*Source material*

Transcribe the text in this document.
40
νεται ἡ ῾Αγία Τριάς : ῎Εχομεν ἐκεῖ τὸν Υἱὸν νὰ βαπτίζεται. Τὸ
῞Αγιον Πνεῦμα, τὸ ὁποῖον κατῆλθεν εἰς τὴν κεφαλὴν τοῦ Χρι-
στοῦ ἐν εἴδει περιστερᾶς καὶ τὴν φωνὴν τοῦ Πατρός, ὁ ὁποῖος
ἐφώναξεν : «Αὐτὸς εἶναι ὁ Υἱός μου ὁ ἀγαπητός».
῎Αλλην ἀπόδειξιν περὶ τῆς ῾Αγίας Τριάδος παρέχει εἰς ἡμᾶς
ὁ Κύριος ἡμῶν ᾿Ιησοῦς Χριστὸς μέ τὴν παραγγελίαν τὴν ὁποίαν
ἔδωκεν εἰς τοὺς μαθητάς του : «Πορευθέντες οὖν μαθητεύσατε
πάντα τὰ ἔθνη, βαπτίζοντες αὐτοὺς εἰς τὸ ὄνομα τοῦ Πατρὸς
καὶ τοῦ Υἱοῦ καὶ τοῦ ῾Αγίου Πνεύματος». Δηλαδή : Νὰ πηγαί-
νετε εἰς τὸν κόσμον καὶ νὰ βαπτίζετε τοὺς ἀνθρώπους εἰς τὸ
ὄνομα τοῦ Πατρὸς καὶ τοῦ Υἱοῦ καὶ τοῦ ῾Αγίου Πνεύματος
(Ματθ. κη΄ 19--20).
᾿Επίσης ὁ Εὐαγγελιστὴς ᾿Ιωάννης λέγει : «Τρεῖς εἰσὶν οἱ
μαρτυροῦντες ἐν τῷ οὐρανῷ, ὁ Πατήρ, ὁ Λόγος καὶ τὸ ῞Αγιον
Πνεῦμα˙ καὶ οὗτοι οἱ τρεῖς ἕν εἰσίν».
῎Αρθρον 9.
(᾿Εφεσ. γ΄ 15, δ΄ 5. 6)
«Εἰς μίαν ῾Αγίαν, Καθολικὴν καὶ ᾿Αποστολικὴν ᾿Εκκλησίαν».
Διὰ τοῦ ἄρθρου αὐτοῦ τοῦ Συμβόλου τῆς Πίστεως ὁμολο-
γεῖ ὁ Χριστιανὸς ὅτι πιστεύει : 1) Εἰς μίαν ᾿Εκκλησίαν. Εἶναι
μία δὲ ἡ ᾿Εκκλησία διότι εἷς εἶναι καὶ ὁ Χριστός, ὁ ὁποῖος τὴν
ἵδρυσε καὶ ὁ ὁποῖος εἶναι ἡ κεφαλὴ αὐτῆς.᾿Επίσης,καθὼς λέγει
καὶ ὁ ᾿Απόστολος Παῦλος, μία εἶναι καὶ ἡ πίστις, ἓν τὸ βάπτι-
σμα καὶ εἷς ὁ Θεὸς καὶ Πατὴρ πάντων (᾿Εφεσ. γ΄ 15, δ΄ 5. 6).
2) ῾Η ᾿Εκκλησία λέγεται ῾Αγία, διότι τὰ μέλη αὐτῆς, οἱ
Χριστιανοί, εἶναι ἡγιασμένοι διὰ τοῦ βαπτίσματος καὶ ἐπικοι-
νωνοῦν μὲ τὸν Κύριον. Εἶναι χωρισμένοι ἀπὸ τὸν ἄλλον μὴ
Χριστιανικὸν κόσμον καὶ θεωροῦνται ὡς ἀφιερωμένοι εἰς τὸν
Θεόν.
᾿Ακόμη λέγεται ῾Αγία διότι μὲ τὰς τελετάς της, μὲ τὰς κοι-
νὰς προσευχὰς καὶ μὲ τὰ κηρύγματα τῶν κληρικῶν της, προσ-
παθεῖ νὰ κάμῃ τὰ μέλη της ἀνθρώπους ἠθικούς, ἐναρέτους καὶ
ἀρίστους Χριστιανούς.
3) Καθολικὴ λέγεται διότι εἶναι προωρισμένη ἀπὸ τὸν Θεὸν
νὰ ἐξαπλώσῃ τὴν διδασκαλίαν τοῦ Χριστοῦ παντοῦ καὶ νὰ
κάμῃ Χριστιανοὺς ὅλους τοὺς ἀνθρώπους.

*Stated goal*
Reproduce the material precisely, including every line.

*Solution to the problem*
Transcribe the text in this document.
40
νεται ἡ ῾Αγία Τριάς : ῎Εχομεν ἐκεῖ τὸν Υἱὸν νὰ βαπτίζεται. Τὸ
῞Αγιον Πνεῦμα, τὸ ὁποῖον κατῆλθεν εἰς τὴν κεφαλὴν τοῦ Χρι-
στοῦ ἐν εἴδει περιστερᾶς καὶ τὴν φωνὴν τοῦ Πατρός, ὁ ὁποῖος
ἐφώναξεν : «Αὐτὸς εἶναι ὁ Υἱός μου ὁ ἀγαπητός».
῎Αλλην ἀπόδειξιν περὶ τῆς ῾Αγίας Τριάδος παρέχει εἰς ἡμᾶς
ὁ Κύριος ἡμῶν ᾿Ιησοῦς Χριστὸς μέ τὴν παραγγελίαν τὴν ὁποίαν
ἔδωκεν εἰς τοὺς μαθητάς του : «Πορευθέντες οὖν μαθητεύσατε
πάντα τὰ ἔθνη, βαπτίζοντες αὐτοὺς εἰς τὸ ὄνομα τοῦ Πατρὸς
καὶ τοῦ Υἱοῦ καὶ τοῦ ῾Αγίου Πνεύματος». Δηλαδή : Νὰ πηγαί-
νετε εἰς τὸν κόσμον καὶ νὰ βαπτίζετε τοὺς ἀνθρώπους εἰς τὸ
ὄνομα τοῦ Πατρὸς καὶ τοῦ Υἱοῦ καὶ τοῦ ῾Αγίου Πνεύματος
(Ματθ. κη΄ 19--20).
᾿Επίσης ὁ Εὐαγγελιστὴς ᾿Ιωάννης λέγει : «Τρεῖς εἰσὶν οἱ
μαρτυροῦντες ἐν τῷ οὐρανῷ, ὁ Πατήρ, ὁ Λόγος καὶ τὸ ῞Αγιον
Πνεῦμα˙ καὶ οὗτοι οἱ τρεῖς ἕν εἰσίν».
῎Αρθρον 9.
(᾿Εφεσ. γ΄ 15, δ΄ 5. 6)
«Εἰς μίαν ῾Αγίαν, Καθολικὴν καὶ ᾿Αποστολικὴν ᾿Εκκλησίαν».
Διὰ τοῦ ἄρθρου αὐτοῦ τοῦ Συμβόλου τῆς Πίστεως ὁμολο-
γεῖ ὁ Χριστιανὸς ὅτι πιστεύει : 1) Εἰς μίαν ᾿Εκκλησίαν. Εἶναι
μία δὲ ἡ ᾿Εκκλησία διότι εἷς εἶναι καὶ ὁ Χριστός, ὁ ὁποῖος τὴν
ἵδρυσε καὶ ὁ ὁποῖος εἶναι ἡ κεφαλὴ αὐτῆς.᾿Επίσης,καθὼς λέγει
καὶ ὁ ᾿Απόστολος Παῦλος, μία εἶναι καὶ ἡ πίστις, ἓν τὸ βάπτι-
σμα καὶ εἷς ὁ Θεὸς καὶ Πατὴρ πάντων (᾿Εφεσ. γ΄ 15, δ΄ 5. 6).
2) ῾Η ᾿Εκκλησία λέγεται ῾Αγία, διότι τὰ μέλη αὐτῆς, οἱ
Χριστιανοί, εἶναι ἡγιασμένοι διὰ τοῦ βαπτίσματος καὶ ἐπικοι-
νωνοῦν μὲ τὸν Κύριον. Εἶναι χωρισμένοι ἀπὸ τὸν ἄλλον μὴ
Χριστιανικὸν κόσμον καὶ θεωροῦνται ὡς ἀφιερωμένοι εἰς τὸν
Θεόν.
᾿Ακόμη λέγεται ῾Αγία διότι μὲ τὰς τελετάς της, μὲ τὰς κοι-
νὰς προσευχὰς καὶ μὲ τὰ κηρύγματα τῶν κληρικῶν της, προσ-
παθεῖ νὰ κάμῃ τὰ μέλη της ἀνθρώπους ἠθικούς, ἐναρέτους καὶ
ἀρίστους Χριστιανούς.
3) Καθολικὴ λέγεται διότι εἶναι προωρισμένη ἀπὸ τὸν Θεὸν
νὰ ἐξαπλώσῃ τὴν διδασκαλίαν τοῦ Χριστοῦ παντοῦ καὶ νὰ
κάμῃ Χριστιανοὺς ὅλους τοὺς ἀνθρώπους.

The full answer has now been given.